Copy out the lines that include the word "scale".

──────── Data for processing ────────

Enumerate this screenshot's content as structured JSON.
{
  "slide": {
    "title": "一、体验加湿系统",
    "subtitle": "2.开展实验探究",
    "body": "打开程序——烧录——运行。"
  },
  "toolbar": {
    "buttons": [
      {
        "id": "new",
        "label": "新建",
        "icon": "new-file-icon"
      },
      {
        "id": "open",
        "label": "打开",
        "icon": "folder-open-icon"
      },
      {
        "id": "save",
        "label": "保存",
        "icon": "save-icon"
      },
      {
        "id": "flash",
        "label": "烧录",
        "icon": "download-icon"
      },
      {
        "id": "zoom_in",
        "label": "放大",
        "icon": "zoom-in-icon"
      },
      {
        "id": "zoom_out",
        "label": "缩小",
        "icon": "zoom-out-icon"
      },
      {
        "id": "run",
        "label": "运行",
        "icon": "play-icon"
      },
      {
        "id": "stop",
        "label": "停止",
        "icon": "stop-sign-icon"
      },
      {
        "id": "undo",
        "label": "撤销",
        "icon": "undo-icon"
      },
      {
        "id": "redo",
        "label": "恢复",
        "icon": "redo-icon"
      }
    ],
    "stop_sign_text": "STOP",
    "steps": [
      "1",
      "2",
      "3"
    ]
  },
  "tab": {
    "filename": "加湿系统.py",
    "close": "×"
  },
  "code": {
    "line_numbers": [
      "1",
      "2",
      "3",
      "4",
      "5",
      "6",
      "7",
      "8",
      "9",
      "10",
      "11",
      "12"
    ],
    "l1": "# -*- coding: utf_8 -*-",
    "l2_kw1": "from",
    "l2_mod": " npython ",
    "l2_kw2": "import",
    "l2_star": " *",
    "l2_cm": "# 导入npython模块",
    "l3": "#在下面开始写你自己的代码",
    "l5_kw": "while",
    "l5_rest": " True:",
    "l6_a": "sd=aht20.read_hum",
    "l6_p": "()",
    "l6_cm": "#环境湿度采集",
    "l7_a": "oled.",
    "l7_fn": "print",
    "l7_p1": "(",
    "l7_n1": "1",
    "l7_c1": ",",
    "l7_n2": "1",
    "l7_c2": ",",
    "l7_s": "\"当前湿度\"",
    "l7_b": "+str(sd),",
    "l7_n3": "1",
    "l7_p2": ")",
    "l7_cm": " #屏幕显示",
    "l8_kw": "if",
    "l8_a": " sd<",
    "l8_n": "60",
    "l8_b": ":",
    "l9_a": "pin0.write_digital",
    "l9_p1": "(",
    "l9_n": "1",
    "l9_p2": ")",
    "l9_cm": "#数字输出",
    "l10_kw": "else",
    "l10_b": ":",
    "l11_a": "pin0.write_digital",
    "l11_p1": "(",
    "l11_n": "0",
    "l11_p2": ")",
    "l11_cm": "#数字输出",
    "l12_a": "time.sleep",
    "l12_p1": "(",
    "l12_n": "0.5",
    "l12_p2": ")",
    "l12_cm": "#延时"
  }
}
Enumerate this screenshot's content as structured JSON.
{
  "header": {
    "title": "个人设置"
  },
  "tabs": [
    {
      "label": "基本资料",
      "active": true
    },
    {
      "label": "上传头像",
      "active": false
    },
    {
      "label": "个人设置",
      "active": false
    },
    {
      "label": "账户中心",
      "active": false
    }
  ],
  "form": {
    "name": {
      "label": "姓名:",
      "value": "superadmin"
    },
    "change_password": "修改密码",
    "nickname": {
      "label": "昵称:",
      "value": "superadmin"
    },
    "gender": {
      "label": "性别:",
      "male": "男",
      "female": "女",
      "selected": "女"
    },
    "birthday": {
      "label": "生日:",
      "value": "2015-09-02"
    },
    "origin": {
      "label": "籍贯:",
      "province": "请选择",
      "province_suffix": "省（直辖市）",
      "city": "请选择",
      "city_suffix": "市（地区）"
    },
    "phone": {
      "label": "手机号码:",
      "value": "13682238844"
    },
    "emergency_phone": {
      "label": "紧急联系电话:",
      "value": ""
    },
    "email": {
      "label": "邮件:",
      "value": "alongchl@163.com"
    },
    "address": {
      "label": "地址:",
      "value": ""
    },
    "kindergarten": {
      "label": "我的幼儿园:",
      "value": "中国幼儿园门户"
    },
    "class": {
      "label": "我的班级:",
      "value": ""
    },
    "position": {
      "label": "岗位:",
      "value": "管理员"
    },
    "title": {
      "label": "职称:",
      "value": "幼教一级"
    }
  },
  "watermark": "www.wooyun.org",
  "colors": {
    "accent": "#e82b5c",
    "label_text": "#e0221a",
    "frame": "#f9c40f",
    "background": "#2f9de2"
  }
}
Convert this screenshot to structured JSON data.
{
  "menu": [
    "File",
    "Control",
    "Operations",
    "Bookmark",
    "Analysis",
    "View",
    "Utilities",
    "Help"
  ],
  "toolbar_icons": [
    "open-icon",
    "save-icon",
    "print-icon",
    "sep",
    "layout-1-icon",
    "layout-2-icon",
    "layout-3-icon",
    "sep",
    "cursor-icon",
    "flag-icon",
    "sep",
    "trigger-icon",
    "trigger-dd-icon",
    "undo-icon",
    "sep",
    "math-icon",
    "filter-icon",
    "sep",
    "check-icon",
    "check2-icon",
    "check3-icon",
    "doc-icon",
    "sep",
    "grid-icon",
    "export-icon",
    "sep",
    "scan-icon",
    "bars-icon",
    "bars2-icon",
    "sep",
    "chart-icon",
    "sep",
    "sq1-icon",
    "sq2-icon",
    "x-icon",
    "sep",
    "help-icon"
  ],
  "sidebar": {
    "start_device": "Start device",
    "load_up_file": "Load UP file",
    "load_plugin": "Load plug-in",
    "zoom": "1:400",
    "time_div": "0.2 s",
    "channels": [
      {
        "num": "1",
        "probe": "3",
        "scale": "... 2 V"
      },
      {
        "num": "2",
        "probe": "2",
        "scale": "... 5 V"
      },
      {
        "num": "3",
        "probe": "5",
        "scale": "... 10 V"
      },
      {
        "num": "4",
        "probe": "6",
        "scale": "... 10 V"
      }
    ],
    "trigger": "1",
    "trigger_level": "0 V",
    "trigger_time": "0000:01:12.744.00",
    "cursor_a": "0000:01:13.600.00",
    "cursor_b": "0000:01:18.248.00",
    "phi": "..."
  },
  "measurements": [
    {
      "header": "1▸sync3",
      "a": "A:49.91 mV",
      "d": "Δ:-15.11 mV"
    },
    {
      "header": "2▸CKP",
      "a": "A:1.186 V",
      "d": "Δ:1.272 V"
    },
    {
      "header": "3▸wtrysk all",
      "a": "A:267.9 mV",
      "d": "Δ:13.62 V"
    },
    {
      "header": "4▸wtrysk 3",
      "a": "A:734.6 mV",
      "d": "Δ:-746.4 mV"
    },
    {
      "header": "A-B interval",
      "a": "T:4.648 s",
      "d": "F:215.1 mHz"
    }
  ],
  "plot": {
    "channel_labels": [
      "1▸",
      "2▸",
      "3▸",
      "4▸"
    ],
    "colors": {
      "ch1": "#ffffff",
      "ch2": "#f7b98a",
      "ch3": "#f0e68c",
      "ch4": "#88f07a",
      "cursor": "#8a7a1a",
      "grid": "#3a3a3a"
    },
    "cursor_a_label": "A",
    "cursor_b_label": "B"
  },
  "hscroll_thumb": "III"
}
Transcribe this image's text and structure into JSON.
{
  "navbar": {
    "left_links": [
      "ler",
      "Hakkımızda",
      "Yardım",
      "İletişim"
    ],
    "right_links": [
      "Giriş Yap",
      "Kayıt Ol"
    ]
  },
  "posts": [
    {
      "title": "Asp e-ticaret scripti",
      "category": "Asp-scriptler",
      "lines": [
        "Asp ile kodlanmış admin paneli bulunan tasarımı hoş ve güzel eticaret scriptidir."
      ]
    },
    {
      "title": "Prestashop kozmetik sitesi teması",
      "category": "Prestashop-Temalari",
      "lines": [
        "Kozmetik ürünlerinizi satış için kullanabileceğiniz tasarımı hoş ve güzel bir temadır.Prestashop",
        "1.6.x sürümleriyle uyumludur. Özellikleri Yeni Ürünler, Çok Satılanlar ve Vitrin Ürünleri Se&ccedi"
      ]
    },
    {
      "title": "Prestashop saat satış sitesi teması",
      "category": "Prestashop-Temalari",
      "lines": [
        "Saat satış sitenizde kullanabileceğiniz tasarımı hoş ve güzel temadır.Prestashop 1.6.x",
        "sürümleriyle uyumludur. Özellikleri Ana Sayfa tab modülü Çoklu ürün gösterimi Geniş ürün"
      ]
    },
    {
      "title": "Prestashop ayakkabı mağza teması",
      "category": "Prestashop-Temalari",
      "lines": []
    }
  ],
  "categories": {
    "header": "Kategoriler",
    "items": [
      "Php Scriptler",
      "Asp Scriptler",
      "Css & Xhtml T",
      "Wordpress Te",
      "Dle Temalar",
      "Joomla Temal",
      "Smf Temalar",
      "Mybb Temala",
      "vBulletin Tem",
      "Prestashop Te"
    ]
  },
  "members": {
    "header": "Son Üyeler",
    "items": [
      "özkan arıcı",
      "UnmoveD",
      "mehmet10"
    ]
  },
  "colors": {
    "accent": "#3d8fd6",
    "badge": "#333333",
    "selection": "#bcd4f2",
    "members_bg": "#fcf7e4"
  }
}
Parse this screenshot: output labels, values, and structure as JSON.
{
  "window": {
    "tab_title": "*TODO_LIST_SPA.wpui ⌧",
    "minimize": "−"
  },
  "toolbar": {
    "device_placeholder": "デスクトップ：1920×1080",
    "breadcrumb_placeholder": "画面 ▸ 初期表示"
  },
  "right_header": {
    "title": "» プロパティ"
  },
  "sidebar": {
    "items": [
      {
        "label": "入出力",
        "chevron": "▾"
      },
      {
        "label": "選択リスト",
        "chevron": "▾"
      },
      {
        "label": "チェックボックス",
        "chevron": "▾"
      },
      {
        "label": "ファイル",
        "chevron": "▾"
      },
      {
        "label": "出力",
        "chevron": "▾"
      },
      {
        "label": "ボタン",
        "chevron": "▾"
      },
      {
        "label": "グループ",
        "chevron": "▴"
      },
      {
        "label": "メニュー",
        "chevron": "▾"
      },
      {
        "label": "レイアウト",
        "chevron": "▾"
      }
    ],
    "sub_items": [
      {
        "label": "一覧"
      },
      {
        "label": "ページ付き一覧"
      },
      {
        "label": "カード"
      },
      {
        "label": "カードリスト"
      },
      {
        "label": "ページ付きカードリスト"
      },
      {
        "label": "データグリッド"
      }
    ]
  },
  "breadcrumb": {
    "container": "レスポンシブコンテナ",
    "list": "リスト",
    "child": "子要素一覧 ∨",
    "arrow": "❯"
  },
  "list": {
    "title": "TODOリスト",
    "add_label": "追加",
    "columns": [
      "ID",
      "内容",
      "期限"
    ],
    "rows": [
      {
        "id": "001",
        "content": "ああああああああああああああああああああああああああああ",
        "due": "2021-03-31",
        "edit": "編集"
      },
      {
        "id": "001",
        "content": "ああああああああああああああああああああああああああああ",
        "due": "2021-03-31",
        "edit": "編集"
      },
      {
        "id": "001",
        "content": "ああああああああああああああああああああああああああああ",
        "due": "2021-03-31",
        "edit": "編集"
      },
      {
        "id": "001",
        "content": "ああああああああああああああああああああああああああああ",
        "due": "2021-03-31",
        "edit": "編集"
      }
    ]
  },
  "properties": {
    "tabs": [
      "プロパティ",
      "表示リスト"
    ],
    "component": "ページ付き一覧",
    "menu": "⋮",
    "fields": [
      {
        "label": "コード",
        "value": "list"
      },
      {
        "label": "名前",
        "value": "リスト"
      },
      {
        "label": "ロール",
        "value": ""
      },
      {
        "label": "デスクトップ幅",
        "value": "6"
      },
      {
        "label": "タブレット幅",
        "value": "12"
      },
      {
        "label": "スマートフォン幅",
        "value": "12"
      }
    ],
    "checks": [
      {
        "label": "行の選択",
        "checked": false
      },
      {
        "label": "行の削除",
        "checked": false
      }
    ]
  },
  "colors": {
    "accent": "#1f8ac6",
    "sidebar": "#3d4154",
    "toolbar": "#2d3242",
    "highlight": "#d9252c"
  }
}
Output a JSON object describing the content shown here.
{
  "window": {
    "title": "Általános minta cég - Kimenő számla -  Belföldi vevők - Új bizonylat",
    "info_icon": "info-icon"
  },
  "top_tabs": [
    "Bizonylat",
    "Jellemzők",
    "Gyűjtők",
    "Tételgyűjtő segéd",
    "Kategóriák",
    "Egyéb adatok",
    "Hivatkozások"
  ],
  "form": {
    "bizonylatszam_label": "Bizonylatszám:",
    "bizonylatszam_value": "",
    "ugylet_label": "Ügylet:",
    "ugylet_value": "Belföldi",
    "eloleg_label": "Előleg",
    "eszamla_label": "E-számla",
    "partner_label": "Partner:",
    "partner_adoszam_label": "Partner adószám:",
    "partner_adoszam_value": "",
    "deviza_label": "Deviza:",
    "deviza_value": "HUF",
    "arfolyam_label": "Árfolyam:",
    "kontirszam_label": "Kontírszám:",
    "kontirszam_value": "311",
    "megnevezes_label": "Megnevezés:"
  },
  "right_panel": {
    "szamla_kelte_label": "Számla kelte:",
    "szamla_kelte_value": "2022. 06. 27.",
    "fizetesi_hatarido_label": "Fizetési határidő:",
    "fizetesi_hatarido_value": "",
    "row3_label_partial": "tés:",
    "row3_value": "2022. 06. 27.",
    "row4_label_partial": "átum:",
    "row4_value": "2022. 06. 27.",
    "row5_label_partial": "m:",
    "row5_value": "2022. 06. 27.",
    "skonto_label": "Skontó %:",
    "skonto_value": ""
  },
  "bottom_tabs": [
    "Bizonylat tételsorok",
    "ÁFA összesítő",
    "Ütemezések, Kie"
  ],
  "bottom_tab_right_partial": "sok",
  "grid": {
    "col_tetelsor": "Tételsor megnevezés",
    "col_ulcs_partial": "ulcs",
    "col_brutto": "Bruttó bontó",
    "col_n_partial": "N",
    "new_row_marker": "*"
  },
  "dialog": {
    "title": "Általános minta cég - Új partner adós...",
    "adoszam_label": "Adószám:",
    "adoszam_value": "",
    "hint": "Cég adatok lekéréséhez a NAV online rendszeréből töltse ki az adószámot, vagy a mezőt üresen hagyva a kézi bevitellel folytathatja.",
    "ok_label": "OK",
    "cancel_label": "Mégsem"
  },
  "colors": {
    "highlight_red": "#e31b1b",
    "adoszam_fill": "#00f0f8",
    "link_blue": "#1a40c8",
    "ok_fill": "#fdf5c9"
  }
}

────────

Solution to this exercise:
        "scale": "... 2 V"
        "scale": "... 5 V"
        "scale": "... 10 V"
        "scale": "... 10 V"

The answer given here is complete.